| Exercise details |
Scan the data that follows and count the lines with the string "外挂开发基础"; answer with the count alone.

(Dataset records)

******************************

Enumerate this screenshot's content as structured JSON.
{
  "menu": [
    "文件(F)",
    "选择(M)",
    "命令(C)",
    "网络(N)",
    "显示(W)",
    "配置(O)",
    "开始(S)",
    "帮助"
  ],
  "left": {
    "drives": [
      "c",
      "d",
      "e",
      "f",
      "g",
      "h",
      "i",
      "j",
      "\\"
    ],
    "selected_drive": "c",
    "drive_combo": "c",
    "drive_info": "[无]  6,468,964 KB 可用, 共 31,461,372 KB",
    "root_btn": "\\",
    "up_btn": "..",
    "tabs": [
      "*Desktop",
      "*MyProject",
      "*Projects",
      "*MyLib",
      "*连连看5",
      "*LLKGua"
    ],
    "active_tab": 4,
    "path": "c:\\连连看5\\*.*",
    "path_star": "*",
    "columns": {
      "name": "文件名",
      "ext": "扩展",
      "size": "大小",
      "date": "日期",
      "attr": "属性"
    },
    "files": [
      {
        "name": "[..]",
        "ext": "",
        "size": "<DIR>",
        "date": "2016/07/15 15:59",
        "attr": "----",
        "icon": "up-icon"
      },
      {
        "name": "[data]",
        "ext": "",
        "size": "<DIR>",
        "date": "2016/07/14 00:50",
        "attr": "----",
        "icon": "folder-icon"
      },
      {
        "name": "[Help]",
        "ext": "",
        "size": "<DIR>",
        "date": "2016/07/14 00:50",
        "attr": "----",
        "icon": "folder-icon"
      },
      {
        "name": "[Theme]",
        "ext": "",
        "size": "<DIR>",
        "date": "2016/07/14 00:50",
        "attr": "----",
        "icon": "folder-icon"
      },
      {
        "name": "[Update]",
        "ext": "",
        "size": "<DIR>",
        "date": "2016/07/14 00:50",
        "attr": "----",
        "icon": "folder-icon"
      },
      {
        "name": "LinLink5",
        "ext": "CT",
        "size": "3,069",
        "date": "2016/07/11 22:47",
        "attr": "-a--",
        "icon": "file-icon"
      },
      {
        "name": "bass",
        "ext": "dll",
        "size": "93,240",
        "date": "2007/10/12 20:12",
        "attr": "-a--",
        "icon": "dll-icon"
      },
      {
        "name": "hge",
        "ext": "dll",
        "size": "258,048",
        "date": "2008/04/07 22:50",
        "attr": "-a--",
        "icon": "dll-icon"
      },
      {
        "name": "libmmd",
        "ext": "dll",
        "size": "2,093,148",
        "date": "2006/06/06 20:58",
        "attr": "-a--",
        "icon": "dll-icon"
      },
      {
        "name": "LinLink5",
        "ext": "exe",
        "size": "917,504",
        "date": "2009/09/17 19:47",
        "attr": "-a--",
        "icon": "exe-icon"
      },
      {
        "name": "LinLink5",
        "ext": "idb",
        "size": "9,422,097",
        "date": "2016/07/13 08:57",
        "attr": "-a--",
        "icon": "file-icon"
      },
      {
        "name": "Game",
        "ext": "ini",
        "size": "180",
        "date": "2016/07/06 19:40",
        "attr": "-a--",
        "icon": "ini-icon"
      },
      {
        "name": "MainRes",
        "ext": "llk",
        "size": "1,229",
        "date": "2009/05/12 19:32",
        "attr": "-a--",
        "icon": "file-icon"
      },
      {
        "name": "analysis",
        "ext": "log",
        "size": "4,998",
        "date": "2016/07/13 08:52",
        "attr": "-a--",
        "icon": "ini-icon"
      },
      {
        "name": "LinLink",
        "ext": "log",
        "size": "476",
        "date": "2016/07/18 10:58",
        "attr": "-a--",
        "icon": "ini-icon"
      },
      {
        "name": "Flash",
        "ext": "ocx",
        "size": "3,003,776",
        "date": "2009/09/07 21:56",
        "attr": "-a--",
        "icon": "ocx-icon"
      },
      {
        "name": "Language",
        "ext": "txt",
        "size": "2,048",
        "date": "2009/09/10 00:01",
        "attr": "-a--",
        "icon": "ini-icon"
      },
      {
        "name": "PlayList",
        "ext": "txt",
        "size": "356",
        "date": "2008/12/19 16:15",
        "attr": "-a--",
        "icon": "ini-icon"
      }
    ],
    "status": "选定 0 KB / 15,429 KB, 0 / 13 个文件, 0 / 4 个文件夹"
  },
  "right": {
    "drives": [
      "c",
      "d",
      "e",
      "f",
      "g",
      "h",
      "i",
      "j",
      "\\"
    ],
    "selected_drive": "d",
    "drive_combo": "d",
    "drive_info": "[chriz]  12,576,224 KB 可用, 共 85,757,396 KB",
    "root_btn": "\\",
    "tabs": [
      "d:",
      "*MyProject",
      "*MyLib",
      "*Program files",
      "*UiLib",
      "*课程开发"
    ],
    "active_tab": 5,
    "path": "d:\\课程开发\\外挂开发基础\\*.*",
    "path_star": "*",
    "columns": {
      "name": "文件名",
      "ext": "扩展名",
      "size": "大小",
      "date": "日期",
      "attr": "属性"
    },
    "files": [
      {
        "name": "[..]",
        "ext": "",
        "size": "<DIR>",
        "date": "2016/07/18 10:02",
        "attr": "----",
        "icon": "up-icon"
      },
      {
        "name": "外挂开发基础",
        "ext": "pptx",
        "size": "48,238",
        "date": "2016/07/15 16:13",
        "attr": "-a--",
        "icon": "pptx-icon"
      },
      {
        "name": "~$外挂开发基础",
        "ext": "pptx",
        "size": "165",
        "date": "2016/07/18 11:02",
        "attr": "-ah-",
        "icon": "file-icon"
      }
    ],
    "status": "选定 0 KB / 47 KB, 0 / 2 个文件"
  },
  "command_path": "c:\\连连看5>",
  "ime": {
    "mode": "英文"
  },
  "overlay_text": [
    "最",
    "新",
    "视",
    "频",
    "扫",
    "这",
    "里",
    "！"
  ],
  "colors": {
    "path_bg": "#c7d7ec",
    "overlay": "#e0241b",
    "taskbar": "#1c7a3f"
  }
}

******************************

| Expected output |
3